Required task:
Can you reproduce the data beneath, keeping every line exact?
>> Start
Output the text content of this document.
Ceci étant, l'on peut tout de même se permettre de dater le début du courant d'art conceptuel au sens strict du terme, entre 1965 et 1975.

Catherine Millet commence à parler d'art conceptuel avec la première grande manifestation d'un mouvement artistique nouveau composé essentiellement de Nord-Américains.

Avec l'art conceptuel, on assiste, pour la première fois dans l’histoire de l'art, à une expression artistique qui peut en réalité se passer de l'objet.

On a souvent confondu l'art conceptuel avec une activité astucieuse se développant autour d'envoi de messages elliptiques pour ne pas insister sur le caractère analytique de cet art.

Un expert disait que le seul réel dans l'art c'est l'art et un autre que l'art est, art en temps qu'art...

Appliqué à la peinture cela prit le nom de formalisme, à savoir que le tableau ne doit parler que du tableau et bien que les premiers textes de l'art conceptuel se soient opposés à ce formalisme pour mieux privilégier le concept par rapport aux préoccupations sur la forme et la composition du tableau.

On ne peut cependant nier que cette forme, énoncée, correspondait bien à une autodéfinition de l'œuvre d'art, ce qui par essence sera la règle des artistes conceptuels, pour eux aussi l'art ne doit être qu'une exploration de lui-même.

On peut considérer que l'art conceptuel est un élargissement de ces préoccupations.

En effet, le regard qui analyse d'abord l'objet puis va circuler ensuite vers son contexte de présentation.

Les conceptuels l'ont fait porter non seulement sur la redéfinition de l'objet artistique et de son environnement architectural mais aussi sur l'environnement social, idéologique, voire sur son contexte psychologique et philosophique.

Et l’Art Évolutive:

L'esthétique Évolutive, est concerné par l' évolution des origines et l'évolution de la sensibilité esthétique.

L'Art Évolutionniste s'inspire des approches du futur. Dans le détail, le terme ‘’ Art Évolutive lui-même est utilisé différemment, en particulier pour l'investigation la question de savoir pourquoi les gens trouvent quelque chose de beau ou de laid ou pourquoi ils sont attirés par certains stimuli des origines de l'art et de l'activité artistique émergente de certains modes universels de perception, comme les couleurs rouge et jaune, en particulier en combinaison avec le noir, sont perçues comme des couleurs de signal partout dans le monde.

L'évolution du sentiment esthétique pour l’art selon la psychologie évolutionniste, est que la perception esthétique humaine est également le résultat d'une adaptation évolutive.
>> End
Response to the task:
Output the text content of this document.
Ceci étant, l'on peut tout de même se permettre de dater le début du courant d'art conceptuel au sens strict du terme, entre 1965 et 1975.

Catherine Millet commence à parler d'art conceptuel avec la première grande manifestation d'un mouvement artistique nouveau composé essentiellement de Nord-Américains.

Avec l'art conceptuel, on assiste, pour la première fois dans l’histoire de l'art, à une expression artistique qui peut en réalité se passer de l'objet.

On a souvent confondu l'art conceptuel avec une activité astucieuse se développant autour d'envoi de messages elliptiques pour ne pas insister sur le caractère analytique de cet art.

Un expert disait que le seul réel dans l'art c'est l'art et un autre que l'art est, art en temps qu'art...

Appliqué à la peinture cela prit le nom de formalisme, à savoir que le tableau ne doit parler que du tableau et bien que les premiers textes de l'art conceptuel se soient opposés à ce formalisme pour mieux privilégier le concept par rapport aux préoccupations sur la forme et la composition du tableau.

On ne peut cependant nier que cette forme, énoncée, correspondait bien à une autodéfinition de l'œuvre d'art, ce qui par essence sera la règle des artistes conceptuels, pour eux aussi l'art ne doit être qu'une exploration de lui-même.

On peut considérer que l'art conceptuel est un élargissement de ces préoccupations.

En effet, le regard qui analyse d'abord l'objet puis va circuler ensuite vers son contexte de présentation.

Les conceptuels l'ont fait porter non seulement sur la redéfinition de l'objet artistique et de son environnement architectural mais aussi sur l'environnement social, idéologique, voire sur son contexte psychologique et philosophique.

Et l’Art Évolutive:

L'esthétique Évolutive, est concerné par l' évolution des origines et l'évolution de la sensibilité esthétique.

L'Art Évolutionniste s'inspire des approches du futur. Dans le détail, le terme ‘’ Art Évolutive lui-même est utilisé différemment, en particulier pour l'investigation la question de savoir pourquoi les gens trouvent quelque chose de beau ou de laid ou pourquoi ils sont attirés par certains stimuli des origines de l'art et de l'activité artistique émergente de certains modes universels de perception, comme les couleurs rouge et jaune, en particulier en combinaison avec le noir, sont perçues comme des couleurs de signal partout dans le monde.

L'évolution du sentiment esthétique pour l’art selon la psychologie évolutionniste, est que la perception esthétique humaine est également le résultat d'une adaptation évolutive.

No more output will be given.